• [Objective] Reproduce every line in the listing that contains the word "knots".

>> begin Task material

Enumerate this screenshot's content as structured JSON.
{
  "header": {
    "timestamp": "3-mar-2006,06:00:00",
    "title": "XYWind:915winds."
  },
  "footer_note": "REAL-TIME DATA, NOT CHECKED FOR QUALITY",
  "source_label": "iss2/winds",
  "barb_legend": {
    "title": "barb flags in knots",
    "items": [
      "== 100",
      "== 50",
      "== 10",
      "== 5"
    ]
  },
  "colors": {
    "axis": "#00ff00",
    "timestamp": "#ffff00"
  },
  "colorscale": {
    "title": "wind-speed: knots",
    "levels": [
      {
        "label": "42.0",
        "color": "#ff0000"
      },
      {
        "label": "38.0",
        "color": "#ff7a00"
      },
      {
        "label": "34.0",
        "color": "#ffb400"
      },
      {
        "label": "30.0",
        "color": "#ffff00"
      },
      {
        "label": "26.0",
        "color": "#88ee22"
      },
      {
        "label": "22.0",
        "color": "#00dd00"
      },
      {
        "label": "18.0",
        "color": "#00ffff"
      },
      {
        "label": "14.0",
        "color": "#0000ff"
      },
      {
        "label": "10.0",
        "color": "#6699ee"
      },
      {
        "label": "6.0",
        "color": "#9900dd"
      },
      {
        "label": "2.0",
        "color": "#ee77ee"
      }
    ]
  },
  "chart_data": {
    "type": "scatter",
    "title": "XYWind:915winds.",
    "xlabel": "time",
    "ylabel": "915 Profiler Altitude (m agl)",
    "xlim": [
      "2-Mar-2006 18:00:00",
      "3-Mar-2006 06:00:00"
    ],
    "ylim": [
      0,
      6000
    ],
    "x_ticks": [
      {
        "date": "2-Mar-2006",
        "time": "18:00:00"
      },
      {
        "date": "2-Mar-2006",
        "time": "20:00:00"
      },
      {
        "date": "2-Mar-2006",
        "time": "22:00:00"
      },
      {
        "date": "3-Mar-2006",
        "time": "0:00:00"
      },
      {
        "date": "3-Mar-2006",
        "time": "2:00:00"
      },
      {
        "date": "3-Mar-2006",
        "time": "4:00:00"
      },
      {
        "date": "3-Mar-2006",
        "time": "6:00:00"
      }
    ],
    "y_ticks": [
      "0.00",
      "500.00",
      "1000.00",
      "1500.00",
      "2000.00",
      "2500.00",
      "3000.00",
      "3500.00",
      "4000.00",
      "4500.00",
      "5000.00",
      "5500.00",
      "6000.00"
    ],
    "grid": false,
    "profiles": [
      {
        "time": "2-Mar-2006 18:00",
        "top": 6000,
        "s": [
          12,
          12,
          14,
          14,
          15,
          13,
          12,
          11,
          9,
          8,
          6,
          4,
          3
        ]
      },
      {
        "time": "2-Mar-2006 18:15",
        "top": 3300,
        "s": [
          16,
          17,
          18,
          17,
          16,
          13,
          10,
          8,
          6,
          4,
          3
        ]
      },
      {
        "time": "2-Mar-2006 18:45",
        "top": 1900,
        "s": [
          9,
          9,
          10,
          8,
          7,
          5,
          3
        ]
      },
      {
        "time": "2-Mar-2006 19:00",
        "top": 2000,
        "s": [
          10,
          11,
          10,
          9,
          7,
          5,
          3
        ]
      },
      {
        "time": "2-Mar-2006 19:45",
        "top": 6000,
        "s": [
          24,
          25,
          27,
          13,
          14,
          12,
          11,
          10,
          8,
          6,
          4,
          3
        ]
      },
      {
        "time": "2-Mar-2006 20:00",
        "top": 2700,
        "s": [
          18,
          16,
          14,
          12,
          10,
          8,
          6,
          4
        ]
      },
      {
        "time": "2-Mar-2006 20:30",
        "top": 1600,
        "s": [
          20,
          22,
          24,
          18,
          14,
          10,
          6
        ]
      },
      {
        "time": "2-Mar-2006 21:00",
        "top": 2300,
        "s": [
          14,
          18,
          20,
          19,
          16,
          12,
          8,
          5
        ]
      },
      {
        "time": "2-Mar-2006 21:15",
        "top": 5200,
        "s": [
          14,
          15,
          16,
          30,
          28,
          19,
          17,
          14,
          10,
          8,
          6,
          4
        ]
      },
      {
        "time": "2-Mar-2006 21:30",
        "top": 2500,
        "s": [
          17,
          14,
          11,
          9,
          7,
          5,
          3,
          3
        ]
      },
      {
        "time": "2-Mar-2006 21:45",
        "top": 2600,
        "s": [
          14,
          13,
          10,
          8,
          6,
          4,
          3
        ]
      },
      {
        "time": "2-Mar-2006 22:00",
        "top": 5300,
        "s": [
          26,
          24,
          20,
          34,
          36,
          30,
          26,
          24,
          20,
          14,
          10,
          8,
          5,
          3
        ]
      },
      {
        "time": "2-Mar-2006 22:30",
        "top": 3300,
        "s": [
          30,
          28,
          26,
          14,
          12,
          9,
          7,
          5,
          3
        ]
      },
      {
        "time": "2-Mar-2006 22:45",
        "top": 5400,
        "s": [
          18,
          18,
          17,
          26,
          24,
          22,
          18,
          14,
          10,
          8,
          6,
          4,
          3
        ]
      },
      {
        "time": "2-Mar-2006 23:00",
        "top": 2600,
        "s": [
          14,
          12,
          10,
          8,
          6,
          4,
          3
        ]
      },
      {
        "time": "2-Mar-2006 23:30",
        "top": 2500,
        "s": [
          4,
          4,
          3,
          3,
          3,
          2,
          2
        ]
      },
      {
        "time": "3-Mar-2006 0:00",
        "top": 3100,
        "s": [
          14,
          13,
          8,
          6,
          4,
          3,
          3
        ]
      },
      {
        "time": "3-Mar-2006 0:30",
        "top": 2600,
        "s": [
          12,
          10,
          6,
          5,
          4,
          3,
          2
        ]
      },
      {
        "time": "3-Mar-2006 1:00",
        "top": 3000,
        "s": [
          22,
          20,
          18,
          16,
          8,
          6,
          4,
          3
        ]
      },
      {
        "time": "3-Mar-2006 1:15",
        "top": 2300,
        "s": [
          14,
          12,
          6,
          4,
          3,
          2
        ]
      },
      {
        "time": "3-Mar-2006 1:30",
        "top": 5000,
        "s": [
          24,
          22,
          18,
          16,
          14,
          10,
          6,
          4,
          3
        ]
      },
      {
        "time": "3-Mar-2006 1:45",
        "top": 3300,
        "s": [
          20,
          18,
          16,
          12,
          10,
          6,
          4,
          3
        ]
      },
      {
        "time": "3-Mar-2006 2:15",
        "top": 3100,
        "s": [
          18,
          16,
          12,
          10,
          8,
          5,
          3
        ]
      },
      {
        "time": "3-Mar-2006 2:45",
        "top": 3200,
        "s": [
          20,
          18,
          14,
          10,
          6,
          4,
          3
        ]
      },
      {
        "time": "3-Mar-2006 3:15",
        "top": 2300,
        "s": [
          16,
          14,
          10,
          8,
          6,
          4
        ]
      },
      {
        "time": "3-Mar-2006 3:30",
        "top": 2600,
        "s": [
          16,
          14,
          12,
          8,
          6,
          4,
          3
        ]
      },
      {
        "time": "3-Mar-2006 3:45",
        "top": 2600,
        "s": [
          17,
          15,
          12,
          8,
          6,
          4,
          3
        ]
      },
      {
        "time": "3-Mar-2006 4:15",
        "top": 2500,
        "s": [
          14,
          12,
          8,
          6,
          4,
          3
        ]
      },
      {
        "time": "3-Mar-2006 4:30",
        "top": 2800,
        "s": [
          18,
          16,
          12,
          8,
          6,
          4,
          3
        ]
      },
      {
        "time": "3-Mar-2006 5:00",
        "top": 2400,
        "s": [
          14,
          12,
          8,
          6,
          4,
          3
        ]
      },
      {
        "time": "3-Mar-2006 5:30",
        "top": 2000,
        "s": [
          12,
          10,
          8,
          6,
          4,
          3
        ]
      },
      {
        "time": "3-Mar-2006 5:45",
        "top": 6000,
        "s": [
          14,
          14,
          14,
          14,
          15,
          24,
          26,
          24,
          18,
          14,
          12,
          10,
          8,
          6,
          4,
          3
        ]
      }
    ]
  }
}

>> end Task material

• [Reply]
    "title": "barb flags in knots",
    "title": "wind-speed: knots",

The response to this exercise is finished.